TASK GOAL: Do any lines in the data below contain "nghìn"? If so, copy every one of them.

EXTRACTED ENTRIES:
# # # # #

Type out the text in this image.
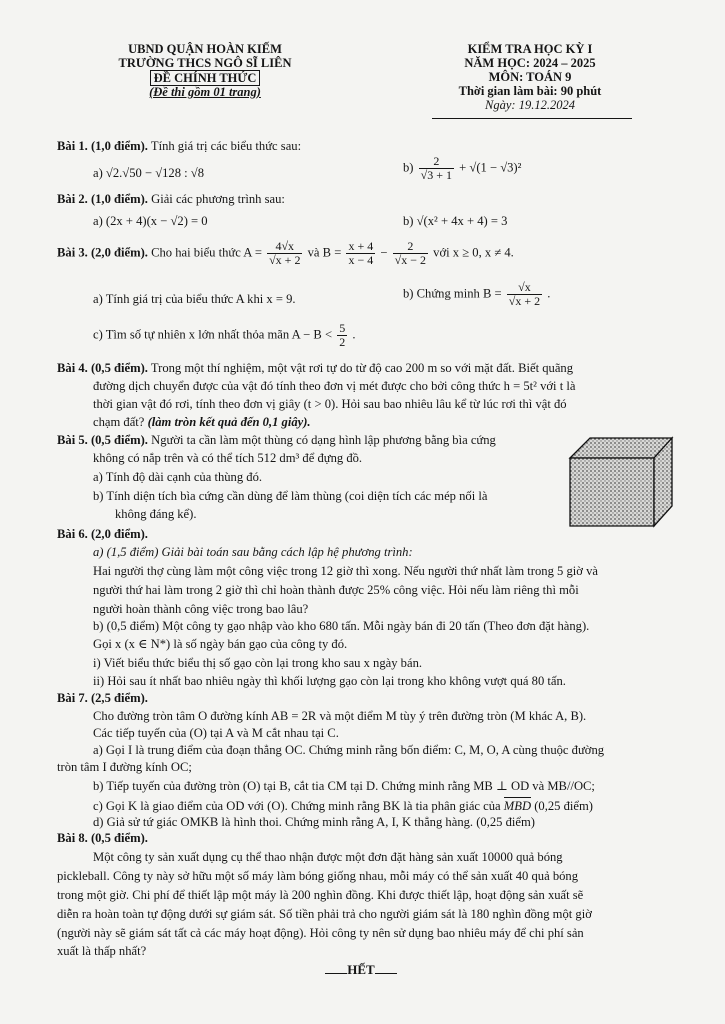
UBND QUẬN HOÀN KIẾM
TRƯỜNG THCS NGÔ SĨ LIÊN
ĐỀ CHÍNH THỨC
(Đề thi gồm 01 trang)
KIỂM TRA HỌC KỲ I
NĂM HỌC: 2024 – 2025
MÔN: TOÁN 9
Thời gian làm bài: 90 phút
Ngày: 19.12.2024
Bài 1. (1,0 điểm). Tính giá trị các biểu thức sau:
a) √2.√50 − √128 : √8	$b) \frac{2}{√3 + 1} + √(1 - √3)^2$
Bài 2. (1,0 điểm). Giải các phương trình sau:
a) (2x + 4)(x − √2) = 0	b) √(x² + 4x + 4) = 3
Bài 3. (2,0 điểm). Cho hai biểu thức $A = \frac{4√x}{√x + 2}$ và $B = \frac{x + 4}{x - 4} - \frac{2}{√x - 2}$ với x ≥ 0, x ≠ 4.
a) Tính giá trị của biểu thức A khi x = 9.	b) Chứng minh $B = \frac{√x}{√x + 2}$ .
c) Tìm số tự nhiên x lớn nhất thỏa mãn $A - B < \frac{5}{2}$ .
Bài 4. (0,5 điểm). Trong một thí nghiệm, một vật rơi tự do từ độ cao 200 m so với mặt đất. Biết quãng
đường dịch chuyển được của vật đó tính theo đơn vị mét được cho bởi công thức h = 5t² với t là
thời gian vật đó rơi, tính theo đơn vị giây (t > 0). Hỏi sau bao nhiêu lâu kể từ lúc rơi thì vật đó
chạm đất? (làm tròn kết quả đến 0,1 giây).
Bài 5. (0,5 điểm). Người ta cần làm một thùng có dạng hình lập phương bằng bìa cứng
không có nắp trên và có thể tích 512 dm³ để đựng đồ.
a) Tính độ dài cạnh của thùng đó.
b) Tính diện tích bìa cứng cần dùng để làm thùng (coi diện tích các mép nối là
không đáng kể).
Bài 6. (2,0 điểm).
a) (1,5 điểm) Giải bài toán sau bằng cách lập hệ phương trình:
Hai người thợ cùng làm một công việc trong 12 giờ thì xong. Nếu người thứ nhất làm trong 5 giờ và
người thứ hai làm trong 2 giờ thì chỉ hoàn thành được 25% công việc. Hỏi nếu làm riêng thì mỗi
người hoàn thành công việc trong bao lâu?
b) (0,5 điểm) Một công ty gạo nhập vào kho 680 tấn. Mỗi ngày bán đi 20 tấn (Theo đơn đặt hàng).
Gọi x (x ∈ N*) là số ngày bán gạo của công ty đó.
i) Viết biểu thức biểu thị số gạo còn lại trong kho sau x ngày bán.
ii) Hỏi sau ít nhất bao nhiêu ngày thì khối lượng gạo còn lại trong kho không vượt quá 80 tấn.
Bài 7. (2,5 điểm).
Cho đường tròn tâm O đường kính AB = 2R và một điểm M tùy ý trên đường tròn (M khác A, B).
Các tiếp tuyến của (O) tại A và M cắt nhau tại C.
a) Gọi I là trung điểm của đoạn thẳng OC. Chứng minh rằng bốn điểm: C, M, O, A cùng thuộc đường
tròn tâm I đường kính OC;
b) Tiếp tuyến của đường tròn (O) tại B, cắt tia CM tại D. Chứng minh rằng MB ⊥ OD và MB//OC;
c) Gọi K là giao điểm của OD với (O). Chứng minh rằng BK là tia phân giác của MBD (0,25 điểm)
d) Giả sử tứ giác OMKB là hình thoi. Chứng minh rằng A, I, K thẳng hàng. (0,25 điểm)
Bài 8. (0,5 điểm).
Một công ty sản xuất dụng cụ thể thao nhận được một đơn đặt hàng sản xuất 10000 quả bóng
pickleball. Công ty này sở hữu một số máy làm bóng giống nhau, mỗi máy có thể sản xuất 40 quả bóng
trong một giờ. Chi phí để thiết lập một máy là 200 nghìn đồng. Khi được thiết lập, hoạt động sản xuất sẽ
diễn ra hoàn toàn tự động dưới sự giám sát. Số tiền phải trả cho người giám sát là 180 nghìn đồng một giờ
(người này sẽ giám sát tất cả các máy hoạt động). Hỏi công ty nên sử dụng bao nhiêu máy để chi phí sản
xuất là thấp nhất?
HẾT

# # # # #

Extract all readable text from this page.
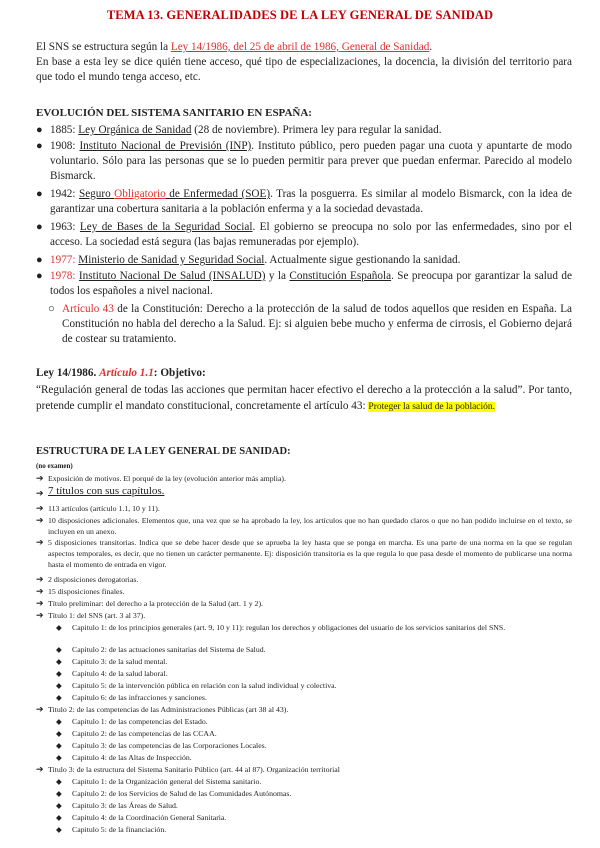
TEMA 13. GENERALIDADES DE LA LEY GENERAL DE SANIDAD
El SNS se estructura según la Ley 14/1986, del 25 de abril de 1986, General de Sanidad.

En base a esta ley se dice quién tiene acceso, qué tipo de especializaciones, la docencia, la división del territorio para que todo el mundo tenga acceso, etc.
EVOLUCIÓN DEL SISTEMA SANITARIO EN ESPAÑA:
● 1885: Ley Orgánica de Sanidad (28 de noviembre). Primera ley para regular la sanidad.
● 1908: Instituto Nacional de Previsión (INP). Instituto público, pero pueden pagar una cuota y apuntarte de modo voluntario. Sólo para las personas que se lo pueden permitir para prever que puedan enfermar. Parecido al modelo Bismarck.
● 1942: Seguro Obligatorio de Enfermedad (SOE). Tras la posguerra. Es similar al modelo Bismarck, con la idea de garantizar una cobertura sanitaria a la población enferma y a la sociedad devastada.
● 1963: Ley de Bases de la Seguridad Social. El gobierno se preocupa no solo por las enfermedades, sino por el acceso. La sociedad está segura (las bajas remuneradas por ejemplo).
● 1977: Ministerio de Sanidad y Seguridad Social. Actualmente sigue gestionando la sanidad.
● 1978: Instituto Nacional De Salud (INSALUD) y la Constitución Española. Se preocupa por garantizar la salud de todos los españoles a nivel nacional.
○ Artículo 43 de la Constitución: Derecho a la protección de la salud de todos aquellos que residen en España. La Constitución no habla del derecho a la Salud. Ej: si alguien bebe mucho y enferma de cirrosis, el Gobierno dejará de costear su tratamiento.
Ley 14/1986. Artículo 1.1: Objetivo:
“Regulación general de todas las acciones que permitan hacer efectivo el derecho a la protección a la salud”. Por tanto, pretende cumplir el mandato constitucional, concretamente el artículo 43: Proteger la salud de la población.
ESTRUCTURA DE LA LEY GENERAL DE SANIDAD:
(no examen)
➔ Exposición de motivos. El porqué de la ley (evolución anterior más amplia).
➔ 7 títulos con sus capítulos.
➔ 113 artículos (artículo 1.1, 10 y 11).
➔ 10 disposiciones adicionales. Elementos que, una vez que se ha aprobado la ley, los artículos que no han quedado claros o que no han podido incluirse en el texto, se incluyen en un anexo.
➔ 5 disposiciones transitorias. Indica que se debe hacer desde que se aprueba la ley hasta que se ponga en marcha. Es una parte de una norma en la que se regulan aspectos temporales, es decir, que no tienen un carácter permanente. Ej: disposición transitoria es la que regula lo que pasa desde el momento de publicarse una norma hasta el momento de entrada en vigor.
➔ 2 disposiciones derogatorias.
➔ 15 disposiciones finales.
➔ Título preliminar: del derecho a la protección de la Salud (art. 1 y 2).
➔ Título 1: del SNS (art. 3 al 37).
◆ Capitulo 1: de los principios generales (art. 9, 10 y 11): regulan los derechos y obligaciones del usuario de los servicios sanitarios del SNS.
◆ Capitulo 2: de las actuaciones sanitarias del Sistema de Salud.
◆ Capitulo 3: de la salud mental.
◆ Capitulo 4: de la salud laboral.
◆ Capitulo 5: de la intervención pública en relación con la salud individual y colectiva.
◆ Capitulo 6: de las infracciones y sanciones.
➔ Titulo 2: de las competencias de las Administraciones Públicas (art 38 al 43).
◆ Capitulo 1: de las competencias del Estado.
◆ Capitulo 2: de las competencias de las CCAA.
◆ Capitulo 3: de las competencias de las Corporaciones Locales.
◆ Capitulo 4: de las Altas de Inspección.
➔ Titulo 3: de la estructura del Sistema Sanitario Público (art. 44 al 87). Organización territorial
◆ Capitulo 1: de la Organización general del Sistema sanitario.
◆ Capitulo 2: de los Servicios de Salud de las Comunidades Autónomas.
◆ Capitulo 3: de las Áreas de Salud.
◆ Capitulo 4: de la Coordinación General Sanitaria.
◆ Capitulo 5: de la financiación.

# # # # #

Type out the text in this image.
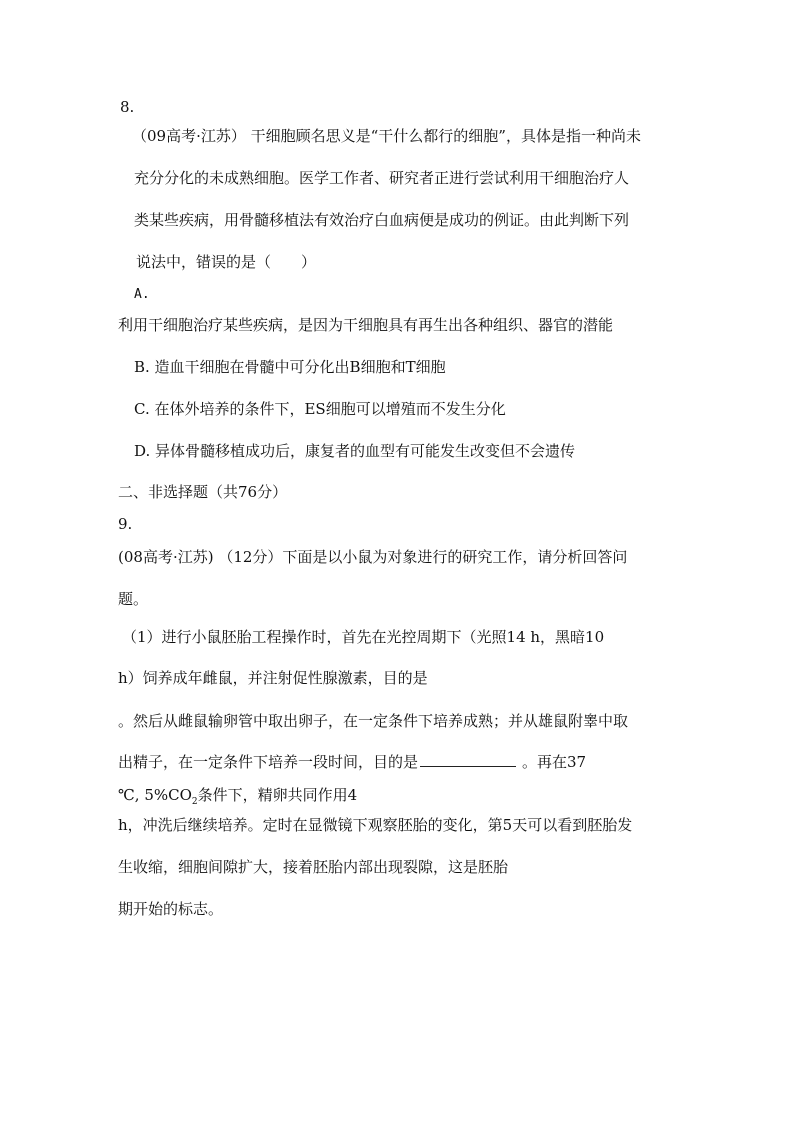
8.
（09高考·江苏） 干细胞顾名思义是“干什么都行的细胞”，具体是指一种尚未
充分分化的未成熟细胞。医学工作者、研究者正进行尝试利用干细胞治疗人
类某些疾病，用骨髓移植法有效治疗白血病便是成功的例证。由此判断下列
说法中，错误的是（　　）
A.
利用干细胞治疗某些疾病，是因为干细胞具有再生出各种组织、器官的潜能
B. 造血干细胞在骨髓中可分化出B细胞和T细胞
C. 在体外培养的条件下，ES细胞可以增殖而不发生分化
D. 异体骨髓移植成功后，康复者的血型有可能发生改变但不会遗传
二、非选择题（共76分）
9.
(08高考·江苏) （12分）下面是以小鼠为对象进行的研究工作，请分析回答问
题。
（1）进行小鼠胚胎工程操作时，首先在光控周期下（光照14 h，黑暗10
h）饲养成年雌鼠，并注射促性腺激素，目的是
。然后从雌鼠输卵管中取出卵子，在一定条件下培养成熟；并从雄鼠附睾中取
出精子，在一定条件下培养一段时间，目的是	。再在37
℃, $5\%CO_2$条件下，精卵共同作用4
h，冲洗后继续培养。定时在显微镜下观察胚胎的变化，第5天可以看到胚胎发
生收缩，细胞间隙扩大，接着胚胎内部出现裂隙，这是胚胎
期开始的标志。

# # # # #

COMPLETED EXERCISE:
trong một giờ. Chi phí để thiết lập một máy là 200 nghìn đồng. Khi được thiết lập, hoạt động sản xuất sẽ
diễn ra hoàn toàn tự động dưới sự giám sát. Số tiền phải trả cho người giám sát là 180 nghìn đồng một giờ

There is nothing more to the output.